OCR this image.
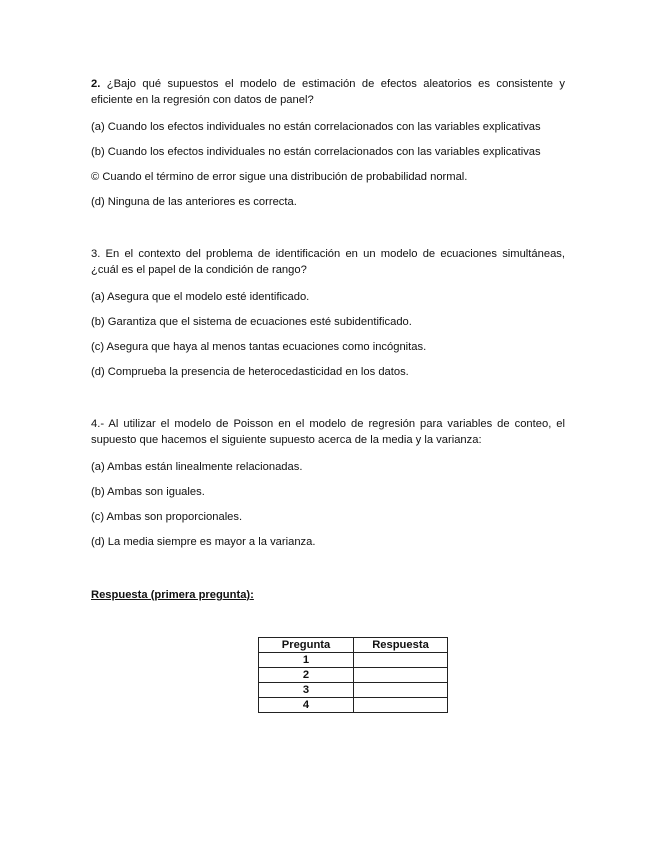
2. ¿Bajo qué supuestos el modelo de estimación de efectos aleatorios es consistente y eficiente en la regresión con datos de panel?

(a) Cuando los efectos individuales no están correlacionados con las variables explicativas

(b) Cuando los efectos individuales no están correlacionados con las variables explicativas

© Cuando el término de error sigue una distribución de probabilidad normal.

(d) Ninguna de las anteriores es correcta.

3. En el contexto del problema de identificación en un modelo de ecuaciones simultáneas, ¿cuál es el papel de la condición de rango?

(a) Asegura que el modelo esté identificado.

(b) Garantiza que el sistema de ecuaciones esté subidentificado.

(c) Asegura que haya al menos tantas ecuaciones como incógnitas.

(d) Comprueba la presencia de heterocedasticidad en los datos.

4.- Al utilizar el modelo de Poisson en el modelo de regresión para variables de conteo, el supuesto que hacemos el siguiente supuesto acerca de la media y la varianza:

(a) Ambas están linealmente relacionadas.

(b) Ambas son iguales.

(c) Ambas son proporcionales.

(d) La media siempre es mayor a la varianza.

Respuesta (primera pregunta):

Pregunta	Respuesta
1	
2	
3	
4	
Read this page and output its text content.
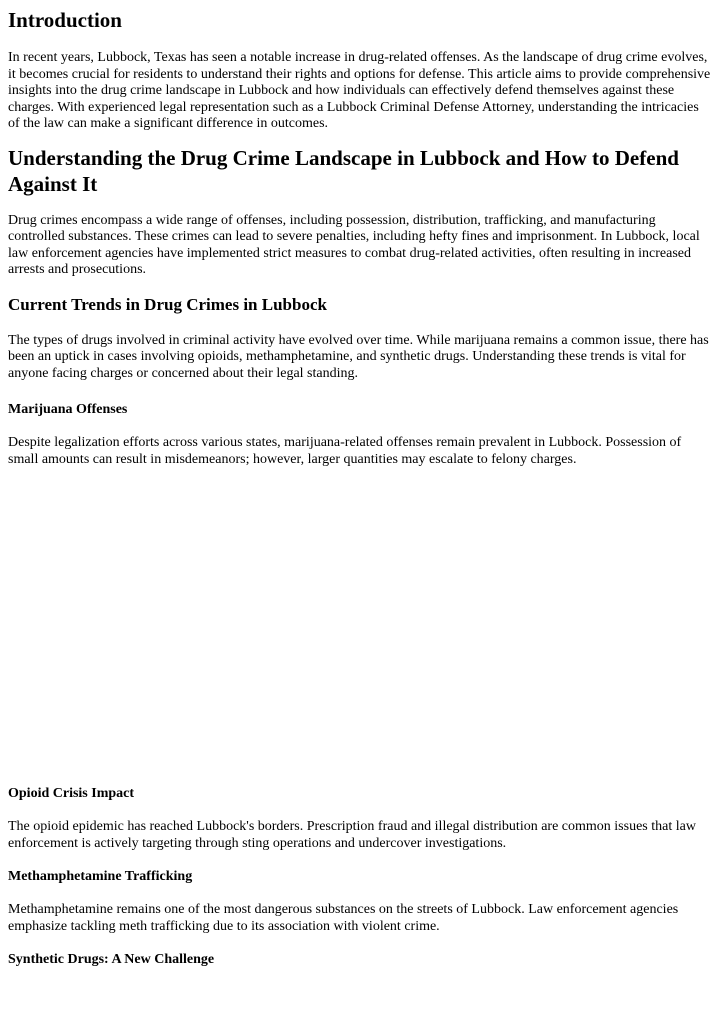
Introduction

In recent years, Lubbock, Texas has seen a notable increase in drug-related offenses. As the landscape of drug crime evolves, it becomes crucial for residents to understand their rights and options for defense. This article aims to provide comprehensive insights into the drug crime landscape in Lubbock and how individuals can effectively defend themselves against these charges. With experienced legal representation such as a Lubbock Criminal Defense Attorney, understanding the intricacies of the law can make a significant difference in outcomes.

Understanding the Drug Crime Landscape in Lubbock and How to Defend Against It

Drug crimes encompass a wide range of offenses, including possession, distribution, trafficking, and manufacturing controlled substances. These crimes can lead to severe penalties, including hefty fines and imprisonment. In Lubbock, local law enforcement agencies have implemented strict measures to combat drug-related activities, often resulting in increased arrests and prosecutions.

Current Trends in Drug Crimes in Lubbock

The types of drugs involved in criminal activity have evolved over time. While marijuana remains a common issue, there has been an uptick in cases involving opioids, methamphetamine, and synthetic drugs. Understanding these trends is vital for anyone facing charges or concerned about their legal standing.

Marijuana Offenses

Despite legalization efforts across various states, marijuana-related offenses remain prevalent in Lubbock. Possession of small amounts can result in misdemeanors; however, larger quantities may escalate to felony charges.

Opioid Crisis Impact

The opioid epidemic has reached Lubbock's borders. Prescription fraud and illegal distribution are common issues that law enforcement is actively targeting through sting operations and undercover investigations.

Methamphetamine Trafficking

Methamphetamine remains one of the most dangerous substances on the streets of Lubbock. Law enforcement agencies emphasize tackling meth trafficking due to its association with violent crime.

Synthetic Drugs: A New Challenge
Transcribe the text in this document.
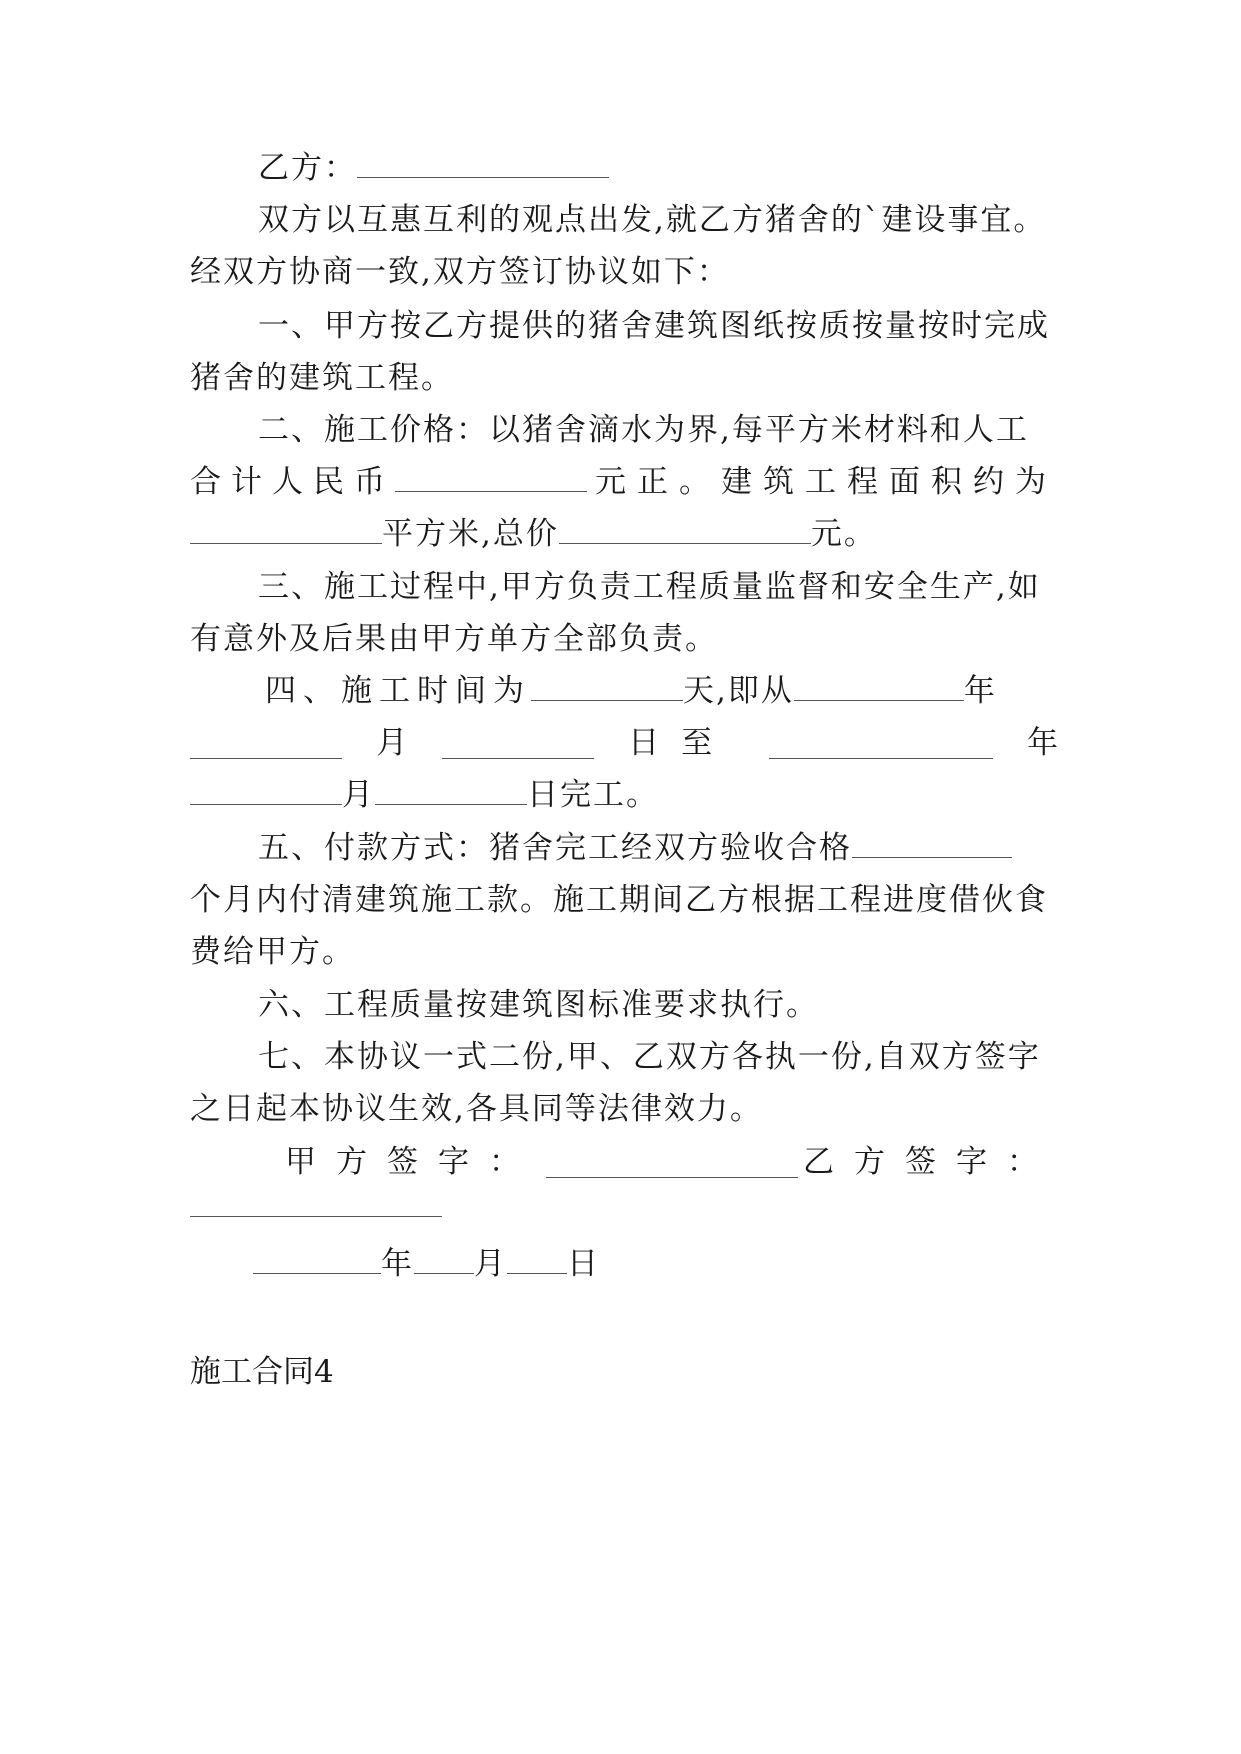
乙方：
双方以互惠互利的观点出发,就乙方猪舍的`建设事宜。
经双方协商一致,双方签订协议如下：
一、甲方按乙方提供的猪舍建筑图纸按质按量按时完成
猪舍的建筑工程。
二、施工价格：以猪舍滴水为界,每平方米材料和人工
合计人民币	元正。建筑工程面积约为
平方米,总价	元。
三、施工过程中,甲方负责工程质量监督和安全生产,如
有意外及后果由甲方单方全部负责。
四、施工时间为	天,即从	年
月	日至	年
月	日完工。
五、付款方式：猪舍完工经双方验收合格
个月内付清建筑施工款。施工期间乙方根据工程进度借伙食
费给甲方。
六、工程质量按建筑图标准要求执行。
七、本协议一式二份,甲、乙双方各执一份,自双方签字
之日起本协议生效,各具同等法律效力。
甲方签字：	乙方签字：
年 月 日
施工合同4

________

• Problem description:
Collect from the data above every line that includes "varianza".

• Final answer:
4.- Al utilizar el modelo de Poisson en el modelo de regresión para variables de conteo, el supuesto que hacemos el siguiente supuesto acerca de la media y la varianza:
(d) La media siempre es mayor a la varianza.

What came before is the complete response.